Information supplied -
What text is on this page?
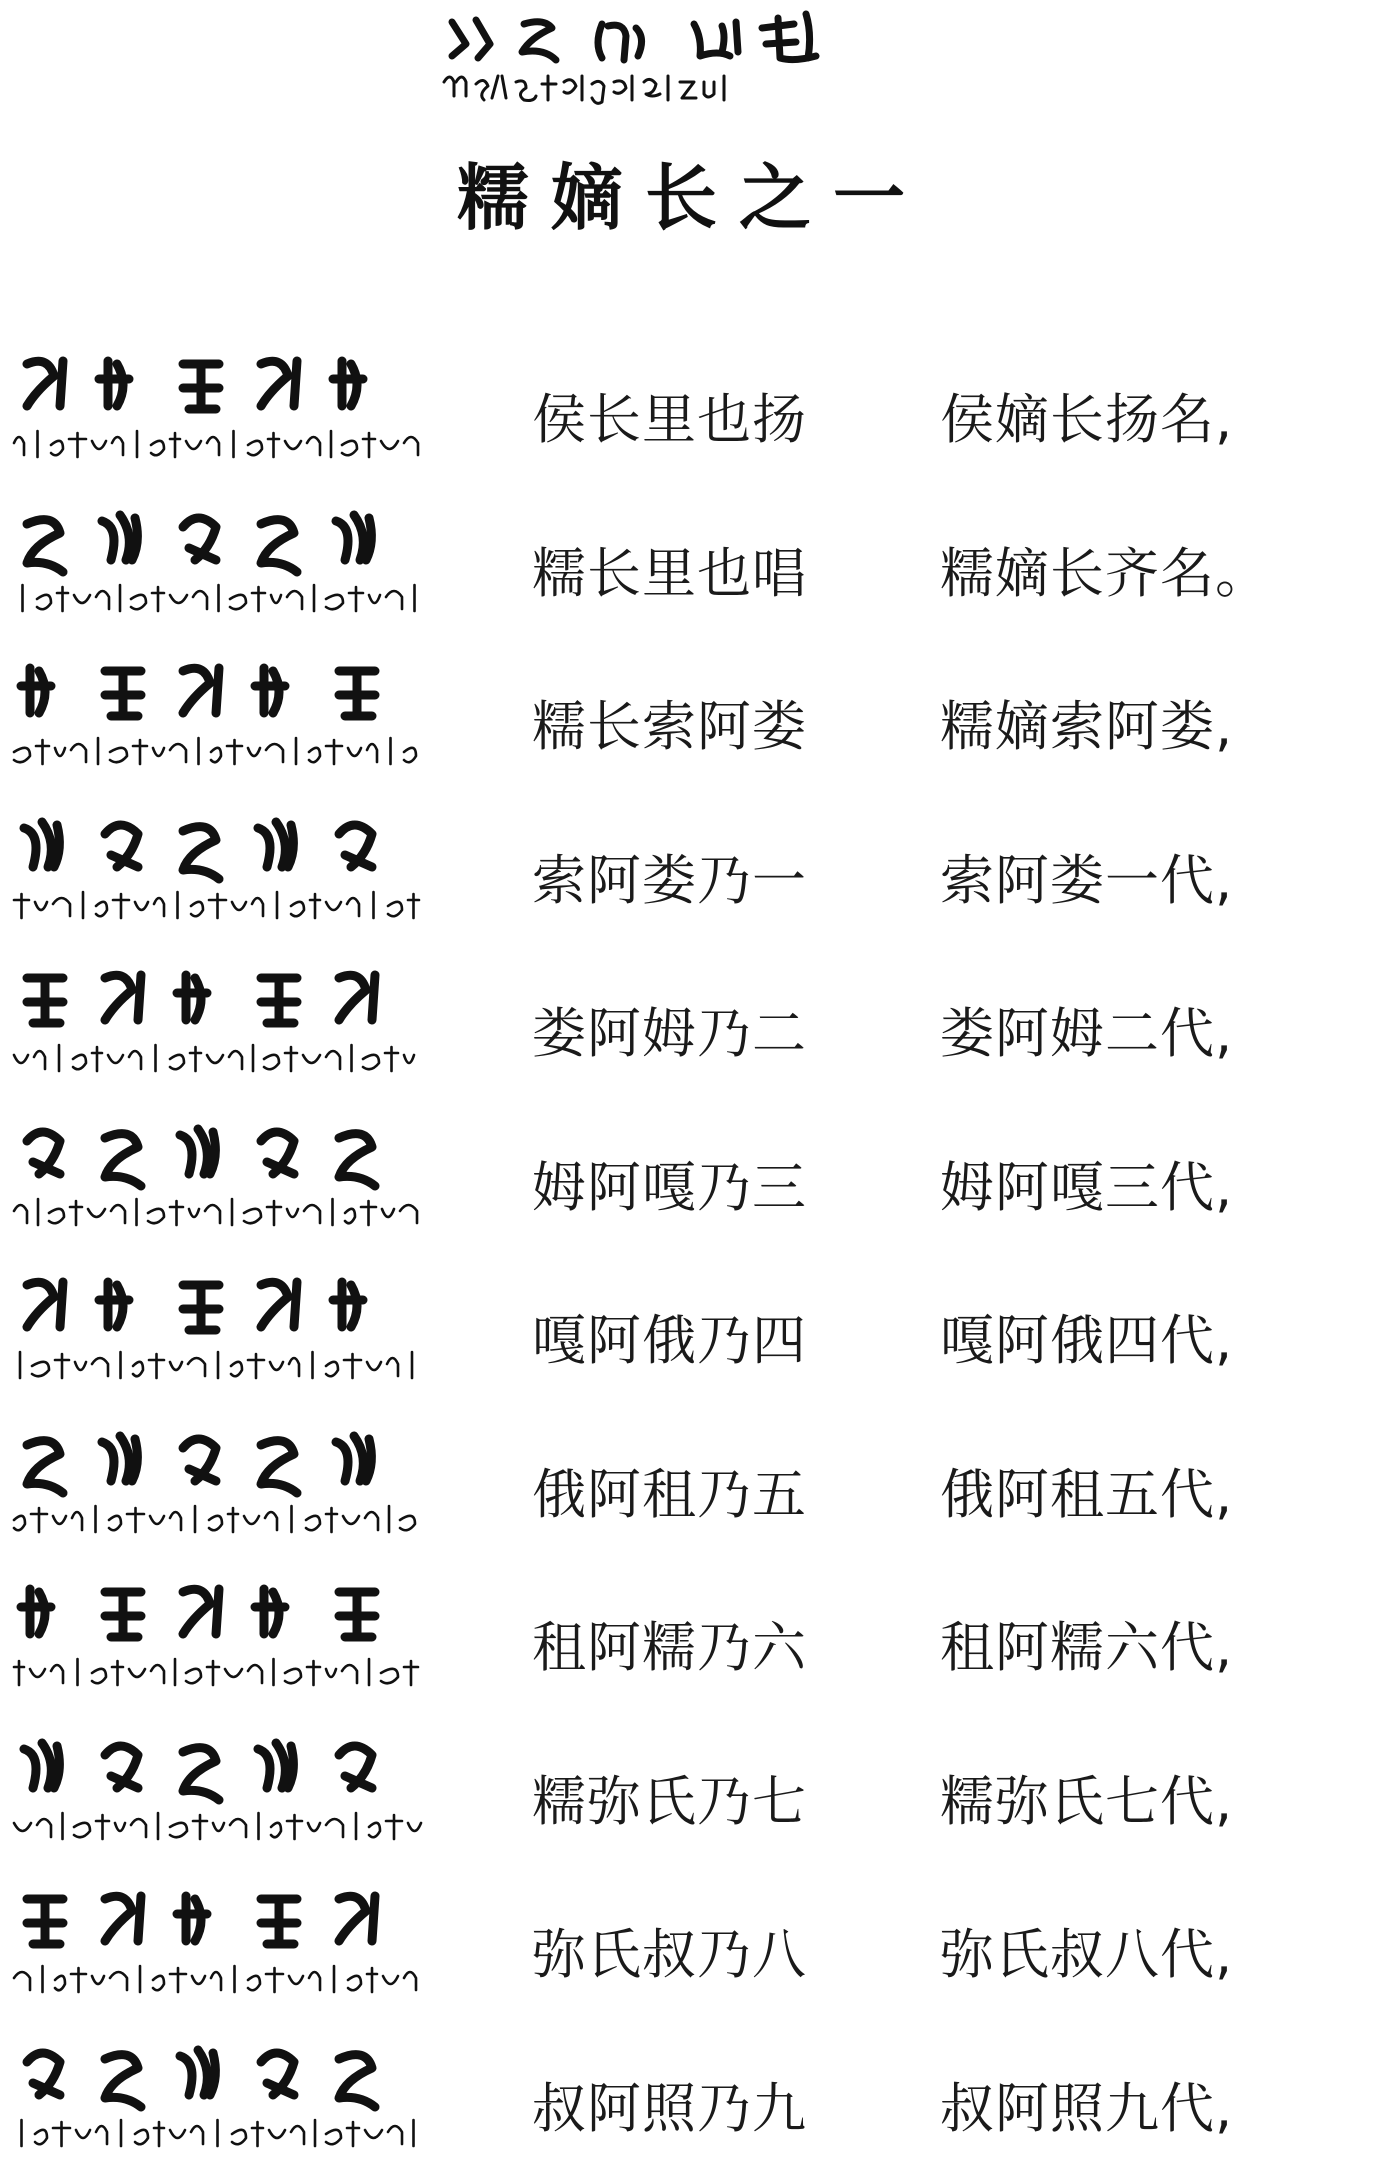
糯嫡长之一
侯长里也扬 侯嫡长扬名,
糯长里也唱 糯嫡长齐名。
糯长索阿娄 糯嫡索阿娄,
索阿娄乃一 索阿娄一代,
娄阿姆乃二 娄阿姆二代,
姆阿嘎乃三 姆阿嘎三代,
嘎阿俄乃四 嘎阿俄四代,
俄阿租乃五 俄阿租五代,
租阿糯乃六 租阿糯六代,
糯弥氏乃七 糯弥氏七代,
弥氏叔乃八 弥氏叔八代,
叔阿照乃九 叔阿照九代,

Work to be completed - Retype each line of the listing above word for word. Exclude the pictures.

The result -
What text is on this page?
糯嫡长之一
侯长里也扬 侯嫡长扬名,
糯长里也唱 糯嫡长齐名。
糯长索阿娄 糯嫡索阿娄,
索阿娄乃一 索阿娄一代,
娄阿姆乃二 娄阿姆二代,
姆阿嘎乃三 姆阿嘎三代,
嘎阿俄乃四 嘎阿俄四代,
俄阿租乃五 俄阿租五代,
租阿糯乃六 租阿糯六代,
糯弥氏乃七 糯弥氏七代,
弥氏叔乃八 弥氏叔八代,
叔阿照乃九 叔阿照九代,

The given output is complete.